WHAT TO WORK ON | Show every line of the data that contains the string "watermark".

(Figure record listings)

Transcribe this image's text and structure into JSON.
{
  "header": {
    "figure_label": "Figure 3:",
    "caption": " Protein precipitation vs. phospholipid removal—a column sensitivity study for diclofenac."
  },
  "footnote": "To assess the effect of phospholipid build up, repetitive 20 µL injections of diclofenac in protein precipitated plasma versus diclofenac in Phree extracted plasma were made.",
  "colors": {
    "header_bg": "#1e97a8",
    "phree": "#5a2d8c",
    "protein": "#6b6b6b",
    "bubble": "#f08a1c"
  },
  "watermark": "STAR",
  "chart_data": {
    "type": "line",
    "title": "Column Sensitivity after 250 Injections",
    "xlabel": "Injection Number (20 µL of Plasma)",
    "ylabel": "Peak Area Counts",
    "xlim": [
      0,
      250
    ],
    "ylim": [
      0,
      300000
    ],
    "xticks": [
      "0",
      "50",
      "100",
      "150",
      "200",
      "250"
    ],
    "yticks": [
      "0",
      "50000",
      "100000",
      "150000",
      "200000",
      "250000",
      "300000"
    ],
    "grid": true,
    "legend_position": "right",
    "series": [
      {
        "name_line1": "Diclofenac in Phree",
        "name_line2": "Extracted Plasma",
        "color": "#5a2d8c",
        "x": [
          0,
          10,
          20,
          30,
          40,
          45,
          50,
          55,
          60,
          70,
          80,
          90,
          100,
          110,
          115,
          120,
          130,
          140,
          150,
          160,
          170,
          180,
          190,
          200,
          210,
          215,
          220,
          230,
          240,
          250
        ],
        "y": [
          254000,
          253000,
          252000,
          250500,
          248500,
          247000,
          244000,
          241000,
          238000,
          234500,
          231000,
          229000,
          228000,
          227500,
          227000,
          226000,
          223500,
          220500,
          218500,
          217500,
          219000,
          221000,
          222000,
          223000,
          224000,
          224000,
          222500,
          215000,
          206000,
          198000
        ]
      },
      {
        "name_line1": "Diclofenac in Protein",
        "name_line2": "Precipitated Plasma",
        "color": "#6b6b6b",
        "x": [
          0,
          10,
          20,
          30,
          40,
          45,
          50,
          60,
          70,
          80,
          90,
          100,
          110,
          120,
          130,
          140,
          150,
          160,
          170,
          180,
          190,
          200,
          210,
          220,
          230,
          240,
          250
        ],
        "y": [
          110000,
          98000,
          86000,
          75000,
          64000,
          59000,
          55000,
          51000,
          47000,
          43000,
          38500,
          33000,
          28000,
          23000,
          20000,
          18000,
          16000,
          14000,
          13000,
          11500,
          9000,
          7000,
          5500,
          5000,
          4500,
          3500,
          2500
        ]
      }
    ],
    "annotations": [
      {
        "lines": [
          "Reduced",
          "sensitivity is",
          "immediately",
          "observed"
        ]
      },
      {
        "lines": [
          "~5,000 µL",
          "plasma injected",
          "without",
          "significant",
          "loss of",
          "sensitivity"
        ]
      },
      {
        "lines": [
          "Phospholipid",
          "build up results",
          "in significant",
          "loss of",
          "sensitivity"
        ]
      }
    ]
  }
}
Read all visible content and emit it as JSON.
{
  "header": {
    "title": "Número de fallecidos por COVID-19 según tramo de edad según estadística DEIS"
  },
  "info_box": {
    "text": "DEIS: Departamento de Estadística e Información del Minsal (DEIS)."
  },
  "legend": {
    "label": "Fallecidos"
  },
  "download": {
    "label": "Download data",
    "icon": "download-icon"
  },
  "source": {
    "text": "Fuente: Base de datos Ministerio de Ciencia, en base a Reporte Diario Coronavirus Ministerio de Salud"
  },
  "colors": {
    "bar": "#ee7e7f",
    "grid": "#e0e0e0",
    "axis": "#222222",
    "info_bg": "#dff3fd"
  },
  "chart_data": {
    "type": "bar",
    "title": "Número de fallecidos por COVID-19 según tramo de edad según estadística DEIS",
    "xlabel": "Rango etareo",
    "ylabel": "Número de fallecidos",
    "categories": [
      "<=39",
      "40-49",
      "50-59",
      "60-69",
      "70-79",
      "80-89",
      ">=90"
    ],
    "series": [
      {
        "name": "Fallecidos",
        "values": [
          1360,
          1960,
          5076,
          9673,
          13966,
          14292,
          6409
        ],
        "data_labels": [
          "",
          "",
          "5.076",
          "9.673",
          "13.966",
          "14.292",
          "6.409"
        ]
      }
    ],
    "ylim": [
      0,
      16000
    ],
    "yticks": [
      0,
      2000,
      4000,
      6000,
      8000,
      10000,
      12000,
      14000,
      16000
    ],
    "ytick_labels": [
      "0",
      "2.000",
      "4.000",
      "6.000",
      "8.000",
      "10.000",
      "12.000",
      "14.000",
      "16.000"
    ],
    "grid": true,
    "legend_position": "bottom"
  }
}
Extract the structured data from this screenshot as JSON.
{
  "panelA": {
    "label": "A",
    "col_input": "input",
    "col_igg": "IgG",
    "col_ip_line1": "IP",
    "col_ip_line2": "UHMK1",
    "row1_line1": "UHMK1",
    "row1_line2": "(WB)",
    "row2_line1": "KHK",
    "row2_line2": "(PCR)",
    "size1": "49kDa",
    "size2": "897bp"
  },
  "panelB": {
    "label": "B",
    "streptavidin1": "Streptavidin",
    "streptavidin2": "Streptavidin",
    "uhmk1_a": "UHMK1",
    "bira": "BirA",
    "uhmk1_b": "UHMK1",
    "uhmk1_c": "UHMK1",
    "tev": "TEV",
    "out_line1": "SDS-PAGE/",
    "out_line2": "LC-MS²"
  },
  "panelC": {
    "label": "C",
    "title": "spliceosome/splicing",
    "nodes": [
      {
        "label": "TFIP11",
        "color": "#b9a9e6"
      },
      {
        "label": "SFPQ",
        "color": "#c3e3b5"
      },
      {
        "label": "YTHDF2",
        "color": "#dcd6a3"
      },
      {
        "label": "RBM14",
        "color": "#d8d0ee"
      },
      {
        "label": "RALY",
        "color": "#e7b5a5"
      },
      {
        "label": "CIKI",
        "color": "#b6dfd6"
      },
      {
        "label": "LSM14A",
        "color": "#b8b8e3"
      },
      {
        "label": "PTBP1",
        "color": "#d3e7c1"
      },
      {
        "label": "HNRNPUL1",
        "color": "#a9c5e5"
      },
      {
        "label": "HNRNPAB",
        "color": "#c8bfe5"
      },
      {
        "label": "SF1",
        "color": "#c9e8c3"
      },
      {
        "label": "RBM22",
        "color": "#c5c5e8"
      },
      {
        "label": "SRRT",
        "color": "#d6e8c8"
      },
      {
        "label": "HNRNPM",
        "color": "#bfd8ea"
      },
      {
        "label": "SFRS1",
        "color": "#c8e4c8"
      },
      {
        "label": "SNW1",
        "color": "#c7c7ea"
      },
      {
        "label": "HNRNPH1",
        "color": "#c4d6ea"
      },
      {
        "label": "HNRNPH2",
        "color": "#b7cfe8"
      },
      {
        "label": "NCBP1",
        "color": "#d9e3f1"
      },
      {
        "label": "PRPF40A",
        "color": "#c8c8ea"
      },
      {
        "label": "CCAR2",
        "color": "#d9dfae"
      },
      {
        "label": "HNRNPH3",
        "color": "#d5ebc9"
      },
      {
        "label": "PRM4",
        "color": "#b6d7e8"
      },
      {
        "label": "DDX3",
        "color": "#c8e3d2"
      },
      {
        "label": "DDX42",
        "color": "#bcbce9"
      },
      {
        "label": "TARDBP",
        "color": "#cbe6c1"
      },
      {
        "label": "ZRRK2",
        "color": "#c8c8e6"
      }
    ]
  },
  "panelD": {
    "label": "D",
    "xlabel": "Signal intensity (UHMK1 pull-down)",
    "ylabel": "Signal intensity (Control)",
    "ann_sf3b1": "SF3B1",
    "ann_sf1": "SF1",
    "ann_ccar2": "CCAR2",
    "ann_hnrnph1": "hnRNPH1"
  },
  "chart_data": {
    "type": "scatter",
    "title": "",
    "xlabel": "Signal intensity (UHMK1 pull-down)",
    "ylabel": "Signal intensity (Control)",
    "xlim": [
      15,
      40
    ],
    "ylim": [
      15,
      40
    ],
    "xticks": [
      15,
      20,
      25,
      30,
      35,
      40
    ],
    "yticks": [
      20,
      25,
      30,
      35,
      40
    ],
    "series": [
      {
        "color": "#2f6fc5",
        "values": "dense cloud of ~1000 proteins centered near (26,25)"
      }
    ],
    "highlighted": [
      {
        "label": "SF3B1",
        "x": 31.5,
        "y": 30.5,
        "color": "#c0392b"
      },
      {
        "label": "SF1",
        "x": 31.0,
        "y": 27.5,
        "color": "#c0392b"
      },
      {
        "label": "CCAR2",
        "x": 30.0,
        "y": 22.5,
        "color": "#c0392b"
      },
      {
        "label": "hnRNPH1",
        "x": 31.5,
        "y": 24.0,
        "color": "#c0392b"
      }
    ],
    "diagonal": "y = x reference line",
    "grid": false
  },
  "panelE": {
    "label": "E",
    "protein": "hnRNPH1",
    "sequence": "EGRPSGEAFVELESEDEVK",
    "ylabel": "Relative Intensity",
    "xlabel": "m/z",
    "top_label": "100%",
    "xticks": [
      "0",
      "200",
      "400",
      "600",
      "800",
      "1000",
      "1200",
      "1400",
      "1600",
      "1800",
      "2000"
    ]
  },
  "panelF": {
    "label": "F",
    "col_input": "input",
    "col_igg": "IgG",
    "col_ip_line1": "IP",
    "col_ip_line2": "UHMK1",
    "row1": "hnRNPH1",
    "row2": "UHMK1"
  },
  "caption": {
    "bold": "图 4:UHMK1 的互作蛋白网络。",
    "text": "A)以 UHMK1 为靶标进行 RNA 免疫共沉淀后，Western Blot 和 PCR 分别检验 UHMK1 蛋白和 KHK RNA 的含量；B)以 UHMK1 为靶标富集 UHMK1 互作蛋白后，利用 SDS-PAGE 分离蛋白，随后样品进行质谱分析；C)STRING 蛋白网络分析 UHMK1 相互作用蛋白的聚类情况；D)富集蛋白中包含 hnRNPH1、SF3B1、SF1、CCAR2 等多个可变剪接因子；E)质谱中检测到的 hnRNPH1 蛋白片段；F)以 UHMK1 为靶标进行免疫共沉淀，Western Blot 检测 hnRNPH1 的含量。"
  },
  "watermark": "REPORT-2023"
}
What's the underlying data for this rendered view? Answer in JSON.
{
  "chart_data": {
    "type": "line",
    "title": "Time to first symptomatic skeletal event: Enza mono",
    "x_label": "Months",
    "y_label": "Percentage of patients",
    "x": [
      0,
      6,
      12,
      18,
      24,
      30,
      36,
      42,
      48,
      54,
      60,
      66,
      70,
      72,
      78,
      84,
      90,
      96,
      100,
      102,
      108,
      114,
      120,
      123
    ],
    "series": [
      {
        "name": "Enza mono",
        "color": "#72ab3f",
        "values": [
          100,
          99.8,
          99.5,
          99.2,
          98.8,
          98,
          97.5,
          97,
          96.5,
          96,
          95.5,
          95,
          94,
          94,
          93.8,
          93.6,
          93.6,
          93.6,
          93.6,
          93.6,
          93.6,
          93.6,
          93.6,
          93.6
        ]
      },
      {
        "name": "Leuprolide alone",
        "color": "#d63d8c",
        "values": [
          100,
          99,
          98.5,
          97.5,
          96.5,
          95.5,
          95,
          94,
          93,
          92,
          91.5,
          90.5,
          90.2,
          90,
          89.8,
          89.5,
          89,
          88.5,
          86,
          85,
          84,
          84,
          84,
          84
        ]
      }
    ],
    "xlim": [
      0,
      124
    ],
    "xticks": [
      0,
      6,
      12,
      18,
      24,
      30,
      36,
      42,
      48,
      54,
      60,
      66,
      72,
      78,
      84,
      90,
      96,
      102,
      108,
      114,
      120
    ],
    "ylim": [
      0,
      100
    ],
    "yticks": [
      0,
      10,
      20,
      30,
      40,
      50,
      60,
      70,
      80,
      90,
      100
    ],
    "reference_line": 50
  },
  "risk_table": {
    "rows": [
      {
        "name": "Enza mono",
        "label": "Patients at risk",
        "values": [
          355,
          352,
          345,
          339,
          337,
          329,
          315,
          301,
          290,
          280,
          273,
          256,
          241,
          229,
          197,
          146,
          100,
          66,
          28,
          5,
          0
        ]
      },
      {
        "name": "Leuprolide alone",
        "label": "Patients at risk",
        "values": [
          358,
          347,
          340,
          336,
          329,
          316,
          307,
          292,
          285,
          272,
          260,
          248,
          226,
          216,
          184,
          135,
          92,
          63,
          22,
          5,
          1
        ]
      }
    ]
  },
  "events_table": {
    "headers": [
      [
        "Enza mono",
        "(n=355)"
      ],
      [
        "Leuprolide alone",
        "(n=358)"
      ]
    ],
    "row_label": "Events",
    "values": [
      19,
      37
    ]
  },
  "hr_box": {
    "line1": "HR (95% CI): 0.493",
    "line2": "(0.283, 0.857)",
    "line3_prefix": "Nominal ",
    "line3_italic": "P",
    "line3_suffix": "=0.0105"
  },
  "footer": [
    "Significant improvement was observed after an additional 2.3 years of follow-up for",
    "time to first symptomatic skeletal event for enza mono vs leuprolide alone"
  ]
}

RESPONSE TO THIS EXERCISE |
  "watermark": "STAR",
  "watermark": "REPORT-2023"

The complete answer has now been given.